Can you copy all of the following records word for word, with nothing changed?

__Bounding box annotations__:
>> Begin

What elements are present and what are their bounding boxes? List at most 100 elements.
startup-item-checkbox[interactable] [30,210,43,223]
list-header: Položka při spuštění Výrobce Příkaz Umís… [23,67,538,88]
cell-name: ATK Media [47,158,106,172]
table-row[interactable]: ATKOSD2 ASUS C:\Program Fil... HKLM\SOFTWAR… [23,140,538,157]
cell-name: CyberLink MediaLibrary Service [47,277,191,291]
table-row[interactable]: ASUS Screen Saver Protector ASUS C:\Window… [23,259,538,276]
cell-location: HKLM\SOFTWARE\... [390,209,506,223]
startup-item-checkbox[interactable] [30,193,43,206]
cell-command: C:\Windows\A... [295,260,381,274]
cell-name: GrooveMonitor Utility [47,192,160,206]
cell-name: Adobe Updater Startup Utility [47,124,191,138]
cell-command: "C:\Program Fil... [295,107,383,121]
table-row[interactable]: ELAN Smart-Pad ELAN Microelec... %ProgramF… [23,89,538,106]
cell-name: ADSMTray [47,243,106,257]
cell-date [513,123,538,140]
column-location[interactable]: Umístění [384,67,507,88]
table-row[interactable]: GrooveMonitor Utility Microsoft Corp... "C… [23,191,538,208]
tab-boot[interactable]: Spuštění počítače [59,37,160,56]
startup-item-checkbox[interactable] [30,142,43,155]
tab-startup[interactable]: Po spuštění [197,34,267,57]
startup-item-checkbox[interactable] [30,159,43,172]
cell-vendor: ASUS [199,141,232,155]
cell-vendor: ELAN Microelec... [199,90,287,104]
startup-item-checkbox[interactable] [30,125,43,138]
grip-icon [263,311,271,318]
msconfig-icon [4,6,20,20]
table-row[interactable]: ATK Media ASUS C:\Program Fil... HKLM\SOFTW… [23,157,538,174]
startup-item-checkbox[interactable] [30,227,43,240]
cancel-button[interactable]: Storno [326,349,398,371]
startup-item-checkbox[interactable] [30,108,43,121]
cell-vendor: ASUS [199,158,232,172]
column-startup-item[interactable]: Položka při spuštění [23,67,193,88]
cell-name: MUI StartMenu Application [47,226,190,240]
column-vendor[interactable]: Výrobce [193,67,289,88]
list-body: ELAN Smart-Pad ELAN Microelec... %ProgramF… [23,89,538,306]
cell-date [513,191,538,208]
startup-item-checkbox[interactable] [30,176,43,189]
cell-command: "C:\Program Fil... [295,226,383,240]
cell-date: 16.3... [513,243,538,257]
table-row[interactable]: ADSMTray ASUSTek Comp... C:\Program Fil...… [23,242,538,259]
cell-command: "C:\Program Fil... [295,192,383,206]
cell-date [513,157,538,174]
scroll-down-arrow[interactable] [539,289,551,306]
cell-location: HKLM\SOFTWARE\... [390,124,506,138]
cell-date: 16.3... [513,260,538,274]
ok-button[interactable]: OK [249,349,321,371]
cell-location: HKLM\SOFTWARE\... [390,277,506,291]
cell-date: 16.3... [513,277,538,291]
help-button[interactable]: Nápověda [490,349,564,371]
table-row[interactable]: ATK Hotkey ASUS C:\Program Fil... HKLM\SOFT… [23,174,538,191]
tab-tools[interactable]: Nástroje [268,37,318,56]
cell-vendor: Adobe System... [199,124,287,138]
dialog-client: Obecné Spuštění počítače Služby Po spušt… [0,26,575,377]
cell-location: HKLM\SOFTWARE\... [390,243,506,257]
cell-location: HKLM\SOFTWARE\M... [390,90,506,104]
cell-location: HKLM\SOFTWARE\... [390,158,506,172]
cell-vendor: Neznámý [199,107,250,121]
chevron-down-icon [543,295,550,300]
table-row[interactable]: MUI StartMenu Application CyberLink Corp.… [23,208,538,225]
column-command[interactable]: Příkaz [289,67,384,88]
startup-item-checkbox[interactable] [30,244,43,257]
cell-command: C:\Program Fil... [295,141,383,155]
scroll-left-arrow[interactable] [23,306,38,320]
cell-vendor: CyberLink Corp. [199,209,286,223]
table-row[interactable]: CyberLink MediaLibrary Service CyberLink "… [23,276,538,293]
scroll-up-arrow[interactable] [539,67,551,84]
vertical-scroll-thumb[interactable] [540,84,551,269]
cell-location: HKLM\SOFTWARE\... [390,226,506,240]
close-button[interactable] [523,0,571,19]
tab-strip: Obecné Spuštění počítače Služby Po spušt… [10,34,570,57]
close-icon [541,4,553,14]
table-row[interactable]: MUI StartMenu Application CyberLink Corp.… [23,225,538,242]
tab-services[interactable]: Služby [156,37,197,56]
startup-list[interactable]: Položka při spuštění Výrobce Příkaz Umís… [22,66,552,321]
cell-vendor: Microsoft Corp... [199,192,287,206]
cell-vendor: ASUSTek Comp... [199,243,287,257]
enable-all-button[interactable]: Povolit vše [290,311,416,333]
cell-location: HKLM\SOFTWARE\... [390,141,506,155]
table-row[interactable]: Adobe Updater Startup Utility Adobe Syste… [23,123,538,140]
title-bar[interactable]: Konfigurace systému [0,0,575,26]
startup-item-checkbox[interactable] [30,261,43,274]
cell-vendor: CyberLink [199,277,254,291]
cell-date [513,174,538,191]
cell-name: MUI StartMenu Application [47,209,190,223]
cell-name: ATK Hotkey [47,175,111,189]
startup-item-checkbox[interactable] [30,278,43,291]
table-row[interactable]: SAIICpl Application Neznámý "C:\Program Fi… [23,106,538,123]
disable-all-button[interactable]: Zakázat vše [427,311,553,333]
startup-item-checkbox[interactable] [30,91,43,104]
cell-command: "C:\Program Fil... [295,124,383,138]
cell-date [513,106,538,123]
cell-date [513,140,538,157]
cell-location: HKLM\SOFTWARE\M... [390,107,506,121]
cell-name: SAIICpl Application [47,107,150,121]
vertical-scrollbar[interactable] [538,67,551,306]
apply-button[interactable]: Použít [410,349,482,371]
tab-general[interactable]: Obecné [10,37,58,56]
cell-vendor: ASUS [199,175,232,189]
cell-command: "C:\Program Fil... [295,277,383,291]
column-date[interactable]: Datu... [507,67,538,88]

>> End

__Result for this task__:
What elements are present and what are their bounding boxes? List at most 100 elements.
startup-item-checkbox[interactable] [30,210,43,223]
list-header: Položka při spuštění Výrobce Příkaz Umís… [23,67,538,88]
cell-name: ATK Media [47,158,106,172]
table-row[interactable]: ATKOSD2 ASUS C:\Program Fil... HKLM\SOFTWAR… [23,140,538,157]
cell-name: CyberLink MediaLibrary Service [47,277,191,291]
table-row[interactable]: ASUS Screen Saver Protector ASUS C:\Window… [23,259,538,276]
cell-location: HKLM\SOFTWARE\... [390,209,506,223]
startup-item-checkbox[interactable] [30,193,43,206]
cell-command: C:\Windows\A... [295,260,381,274]
cell-name: GrooveMonitor Utility [47,192,160,206]
cell-name: Adobe Updater Startup Utility [47,124,191,138]
cell-command: "C:\Program Fil... [295,107,383,121]
table-row[interactable]: ELAN Smart-Pad ELAN Microelec... %ProgramF… [23,89,538,106]
cell-name: ADSMTray [47,243,106,257]
cell-date [513,123,538,140]
column-location[interactable]: Umístění [384,67,507,88]
table-row[interactable]: GrooveMonitor Utility Microsoft Corp... "C… [23,191,538,208]
tab-boot[interactable]: Spuštění počítače [59,37,160,56]
startup-item-checkbox[interactable] [30,142,43,155]
tab-startup[interactable]: Po spuštění [197,34,267,57]
startup-item-checkbox[interactable] [30,159,43,172]
cell-vendor: ASUS [199,141,232,155]
cell-vendor: ELAN Microelec... [199,90,287,104]
startup-item-checkbox[interactable] [30,125,43,138]
grip-icon [263,311,271,318]
msconfig-icon [4,6,20,20]
table-row[interactable]: ATK Media ASUS C:\Program Fil... HKLM\SOFTW… [23,157,538,174]
startup-item-checkbox[interactable] [30,227,43,240]
cancel-button[interactable]: Storno [326,349,398,371]
startup-item-checkbox[interactable] [30,108,43,121]
cell-vendor: ASUS [199,158,232,172]
column-startup-item[interactable]: Položka při spuštění [23,67,193,88]
cell-name: MUI StartMenu Application [47,226,190,240]
column-vendor[interactable]: Výrobce [193,67,289,88]
list-body: ELAN Smart-Pad ELAN Microelec... %ProgramF… [23,89,538,306]
cell-date [513,191,538,208]
startup-item-checkbox[interactable] [30,176,43,189]
cell-command: "C:\Program Fil... [295,226,383,240]
cell-date: 16.3... [513,243,538,257]
table-row[interactable]: ADSMTray ASUSTek Comp... C:\Program Fil...… [23,242,538,259]
cell-command: "C:\Program Fil... [295,192,383,206]
cell-date [513,157,538,174]
scroll-down-arrow[interactable] [539,289,551,306]
cell-location: HKLM\SOFTWARE\... [390,124,506,138]
cell-date: 16.3... [513,260,538,274]
ok-button[interactable]: OK [249,349,321,371]
cell-location: HKLM\SOFTWARE\... [390,277,506,291]
cell-date: 16.3... [513,277,538,291]
help-button[interactable]: Nápověda [490,349,564,371]
table-row[interactable]: ATK Hotkey ASUS C:\Program Fil... HKLM\SOFT… [23,174,538,191]
tab-tools[interactable]: Nástroje [268,37,318,56]
cell-vendor: Adobe System... [199,124,287,138]
dialog-client: Obecné Spuštění počítače Služby Po spušt… [0,26,575,377]
cell-location: HKLM\SOFTWARE\... [390,243,506,257]
cell-location: HKLM\SOFTWARE\M... [390,90,506,104]
cell-location: HKLM\SOFTWARE\... [390,158,506,172]
cell-vendor: Neznámý [199,107,250,121]
chevron-down-icon [543,295,550,300]
table-row[interactable]: MUI StartMenu Application CyberLink Corp.… [23,208,538,225]
column-command[interactable]: Příkaz [289,67,384,88]
startup-item-checkbox[interactable] [30,244,43,257]
cell-command: C:\Program Fil... [295,141,383,155]
scroll-left-arrow[interactable] [23,306,38,320]
cell-vendor: CyberLink Corp. [199,209,286,223]
table-row[interactable]: CyberLink MediaLibrary Service CyberLink "… [23,276,538,293]
scroll-up-arrow[interactable] [539,67,551,84]
vertical-scroll-thumb[interactable] [540,84,551,269]
cell-location: HKLM\SOFTWARE\... [390,226,506,240]
close-button[interactable] [523,0,571,19]
tab-strip: Obecné Spuštění počítače Služby Po spušt… [10,34,570,57]
close-icon [541,4,553,14]
table-row[interactable]: MUI StartMenu Application CyberLink Corp.… [23,225,538,242]
tab-services[interactable]: Služby [156,37,197,56]
startup-list[interactable]: Položka při spuštění Výrobce Příkaz Umís… [22,66,552,321]
cell-vendor: Microsoft Corp... [199,192,287,206]
cell-vendor: ASUSTek Comp... [199,243,287,257]
enable-all-button[interactable]: Povolit vše [290,311,416,333]
cell-location: HKLM\SOFTWARE\... [390,141,506,155]
table-row[interactable]: Adobe Updater Startup Utility Adobe Syste… [23,123,538,140]
title-bar[interactable]: Konfigurace systému [0,0,575,26]
startup-item-checkbox[interactable] [30,261,43,274]
cell-vendor: CyberLink [199,277,254,291]
cell-date [513,174,538,191]
cell-name: MUI StartMenu Application [47,209,190,223]
cell-name: ATK Hotkey [47,175,111,189]
startup-item-checkbox[interactable] [30,278,43,291]
table-row[interactable]: SAIICpl Application Neznámý "C:\Program Fi… [23,106,538,123]
disable-all-button[interactable]: Zakázat vše [427,311,553,333]
startup-item-checkbox[interactable] [30,91,43,104]
cell-command: "C:\Program Fil... [295,124,383,138]
cell-date [513,106,538,123]
cell-date [513,140,538,157]
cell-location: HKLM\SOFTWARE\M... [390,107,506,121]
cell-name: SAIICpl Application [47,107,150,121]
vertical-scrollbar[interactable] [538,67,551,306]
apply-button[interactable]: Použít [410,349,482,371]
tab-general[interactable]: Obecné [10,37,58,56]
cell-vendor: ASUS [199,175,232,189]
cell-command: "C:\Program Fil... [295,277,383,291]
column-date[interactable]: Datu... [507,67,538,88]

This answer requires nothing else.